Material provided

start

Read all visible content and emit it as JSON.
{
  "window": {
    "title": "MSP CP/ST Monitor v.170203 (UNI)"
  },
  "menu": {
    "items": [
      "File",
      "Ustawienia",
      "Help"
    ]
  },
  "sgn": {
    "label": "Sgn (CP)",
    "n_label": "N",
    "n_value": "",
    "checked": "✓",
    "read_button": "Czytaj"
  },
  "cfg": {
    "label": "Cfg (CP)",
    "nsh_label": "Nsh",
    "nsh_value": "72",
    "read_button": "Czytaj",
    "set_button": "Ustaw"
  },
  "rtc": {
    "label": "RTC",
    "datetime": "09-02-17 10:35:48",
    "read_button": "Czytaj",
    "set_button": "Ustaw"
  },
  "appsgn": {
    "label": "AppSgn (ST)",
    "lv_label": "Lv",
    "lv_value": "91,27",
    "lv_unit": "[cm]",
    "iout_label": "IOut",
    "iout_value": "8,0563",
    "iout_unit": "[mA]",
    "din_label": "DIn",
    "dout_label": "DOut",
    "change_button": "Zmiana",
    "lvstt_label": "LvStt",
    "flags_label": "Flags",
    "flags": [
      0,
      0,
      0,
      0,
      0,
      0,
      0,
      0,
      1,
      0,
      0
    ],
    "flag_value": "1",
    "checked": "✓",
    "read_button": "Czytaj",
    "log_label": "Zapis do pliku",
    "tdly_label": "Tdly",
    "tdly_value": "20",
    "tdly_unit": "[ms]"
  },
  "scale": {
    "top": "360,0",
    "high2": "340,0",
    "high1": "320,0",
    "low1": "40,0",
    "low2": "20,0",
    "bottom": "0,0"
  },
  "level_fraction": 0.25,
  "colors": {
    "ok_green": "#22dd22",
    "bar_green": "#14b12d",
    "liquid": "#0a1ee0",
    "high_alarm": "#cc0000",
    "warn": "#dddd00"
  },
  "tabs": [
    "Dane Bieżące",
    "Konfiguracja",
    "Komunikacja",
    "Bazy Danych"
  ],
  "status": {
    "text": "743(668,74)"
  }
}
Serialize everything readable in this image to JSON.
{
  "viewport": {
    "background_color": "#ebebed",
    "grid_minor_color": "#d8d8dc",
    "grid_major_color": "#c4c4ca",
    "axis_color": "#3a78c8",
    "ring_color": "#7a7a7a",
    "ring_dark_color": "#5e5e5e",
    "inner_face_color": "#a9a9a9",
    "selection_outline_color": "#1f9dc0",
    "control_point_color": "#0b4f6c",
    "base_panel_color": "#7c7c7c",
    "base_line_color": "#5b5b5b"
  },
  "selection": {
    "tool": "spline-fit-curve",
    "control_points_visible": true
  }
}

end

Repeat the records above exactly, from the first line to the last.

Read all visible content and emit it as JSON.
{
  "window": {
    "title": "MSP CP/ST Monitor v.170203 (UNI)"
  },
  "menu": {
    "items": [
      "File",
      "Ustawienia",
      "Help"
    ]
  },
  "sgn": {
    "label": "Sgn (CP)",
    "n_label": "N",
    "n_value": "",
    "checked": "✓",
    "read_button": "Czytaj"
  },
  "cfg": {
    "label": "Cfg (CP)",
    "nsh_label": "Nsh",
    "nsh_value": "72",
    "read_button": "Czytaj",
    "set_button": "Ustaw"
  },
  "rtc": {
    "label": "RTC",
    "datetime": "09-02-17 10:35:48",
    "read_button": "Czytaj",
    "set_button": "Ustaw"
  },
  "appsgn": {
    "label": "AppSgn (ST)",
    "lv_label": "Lv",
    "lv_value": "91,27",
    "lv_unit": "[cm]",
    "iout_label": "IOut",
    "iout_value": "8,0563",
    "iout_unit": "[mA]",
    "din_label": "DIn",
    "dout_label": "DOut",
    "change_button": "Zmiana",
    "lvstt_label": "LvStt",
    "flags_label": "Flags",
    "flags": [
      0,
      0,
      0,
      0,
      0,
      0,
      0,
      0,
      1,
      0,
      0
    ],
    "flag_value": "1",
    "checked": "✓",
    "read_button": "Czytaj",
    "log_label": "Zapis do pliku",
    "tdly_label": "Tdly",
    "tdly_value": "20",
    "tdly_unit": "[ms]"
  },
  "scale": {
    "top": "360,0",
    "high2": "340,0",
    "high1": "320,0",
    "low1": "40,0",
    "low2": "20,0",
    "bottom": "0,0"
  },
  "level_fraction": 0.25,
  "colors": {
    "ok_green": "#22dd22",
    "bar_green": "#14b12d",
    "liquid": "#0a1ee0",
    "high_alarm": "#cc0000",
    "warn": "#dddd00"
  },
  "tabs": [
    "Dane Bieżące",
    "Konfiguracja",
    "Komunikacja",
    "Bazy Danych"
  ],
  "status": {
    "text": "743(668,74)"
  }
}
Serialize everything readable in this image to JSON.
{
  "viewport": {
    "background_color": "#ebebed",
    "grid_minor_color": "#d8d8dc",
    "grid_major_color": "#c4c4ca",
    "axis_color": "#3a78c8",
    "ring_color": "#7a7a7a",
    "ring_dark_color": "#5e5e5e",
    "inner_face_color": "#a9a9a9",
    "selection_outline_color": "#1f9dc0",
    "control_point_color": "#0b4f6c",
    "base_panel_color": "#7c7c7c",
    "base_line_color": "#5b5b5b"
  },
  "selection": {
    "tool": "spline-fit-curve",
    "control_points_visible": true
  }
}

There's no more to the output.